==== Estratto della fonte ====
Premetto subito che l’origine di questo titolo è nato da un incontro particolare con un laico domenicano; questo perché non si pensi a una mancanza di rispetto e irriverenza verso san Domenico di Guzman (Calaruega 1170-Bologna 1221), spagnolo, fondatore dell’Ordine dei Frati Predicatori e, tanto meno, verso coloro che da ottocento anni, donne e uomini, testimoniano nei cinque continenti, con la vita e le molteplici forme di predicazione, il carisma domenicano della Carità della Verità.
Un laico domenicano, con cui parlavo della situazione di generale ignoranza e confusione che contrassegna diffusamente il tempo presente, evidenziava l’incredibile attualità del carisma che Dio ha consegnato a Domenico per la sua Chiesa, di ieri e di oggi. Questo laico impegnato e ben preparato, notava giustamente che l’Ordine domenicano nacque in un’osteria, a Tolosa, a quel tempo culla dell’eresia catara, dove l’ignoranza e la confusione facevano da padrone. In quel contesto storico, l’Ordine si dice nato in un’osteria non tanto per ebbrietà dovuta al vino ma piuttosto per quelle ‘vertigini’ verso cui solo lo Spirito Santo può condurre.
====
- La richiesta:
Puoi proseguire il testo sulla nascita dell'Ordine domenicano in un'osteria di Tolosa, riprendendo dopo l'ultima frase?
==== Dati forniti ====
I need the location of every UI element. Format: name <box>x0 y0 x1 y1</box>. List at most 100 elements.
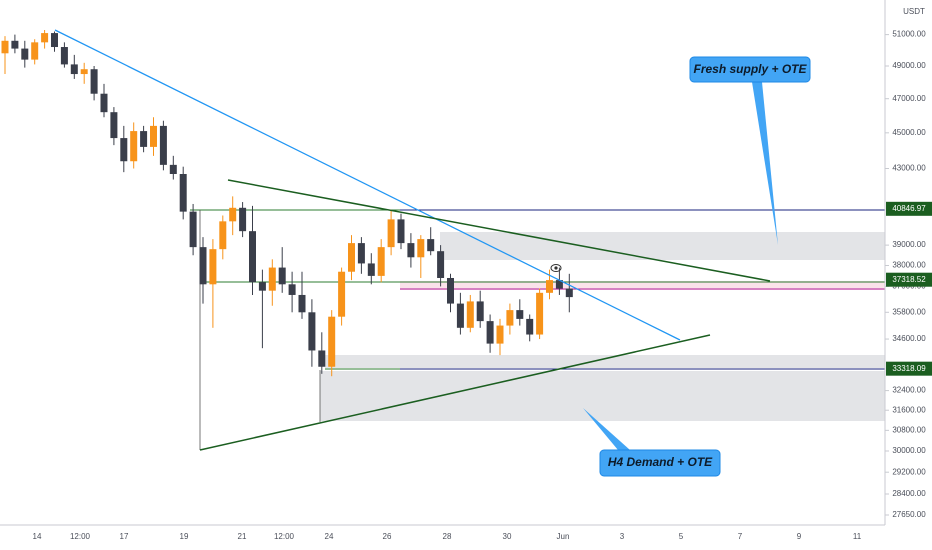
====
- Esito del compito:
Domenico, giovane canonico, nel 1203 mentre era in viaggio con il vescovo Diego di Acebes per una missione, attraversando il sud della Francia, prende coscienza della confusione e dell’instabilità, a livello religioso e sociale, in cui versava il popolo di Dio a causa dell'eresia catara e delle minacce delle tribù pagane dei Cumani. Durante il viaggio Domenico si pone in un atteggiamento di religioso ascolto, riflettendo su questi avvenimenti. La Provvidenza fa trovare ospitalità a Domenico e al vescovo Diego presso un oste eretico. Passa, quindi, tutta la notte ascoltando le parole di rabbia e di disprezzo di quest’uomo che se la prendeva con la Chiesa ricca, complice con il potere del tempo e non più evangelica. Domenico ascolta, non giudica l’oste, anzi si fa a lui prossimo, ma non con un falso buonismo: demolisce punto per punto le sue certezze. Porta avanti un vero dialogo aiutando l’oste a distinguere il vero dal falso, la verità del messaggio evangelico dalle sue contraffazioni che attirano, ma sistematicamente deludono per il semplice fatto che quel dio è creato dall’uomo, e quindi non esiste. In questo ascolto e confronto, Domenico, come Cristo con i discepoli di Emmaus, spezza prima di tutto la Parola (cf Lc 24, 27), fino a quando l’oste, come quei discepoli, riconosce l’unico vero Dio rivelato da Cristo, passando dalla delusione, dall’errore, dal sentirsi completamente allo sbando, alla gioia del cuore, scoprendo di essere stato sempre amato e mai ingannato (cf Lc, 24, 32). Scoprendo come quei discepoli di aver creduto di sapere tutto di Lui, ma di non aver mai incontrato Cristo. Di fatto lo spuntare del nuovo giorno vedrà anche la nascita di due uomini nuovi: l’oste convertito alla vera fede e Domenico che, toccato da Dio, vede quanto sia necessario aiutare il prossimo a riscoprire ciò che è vero, giusto, buono, bello!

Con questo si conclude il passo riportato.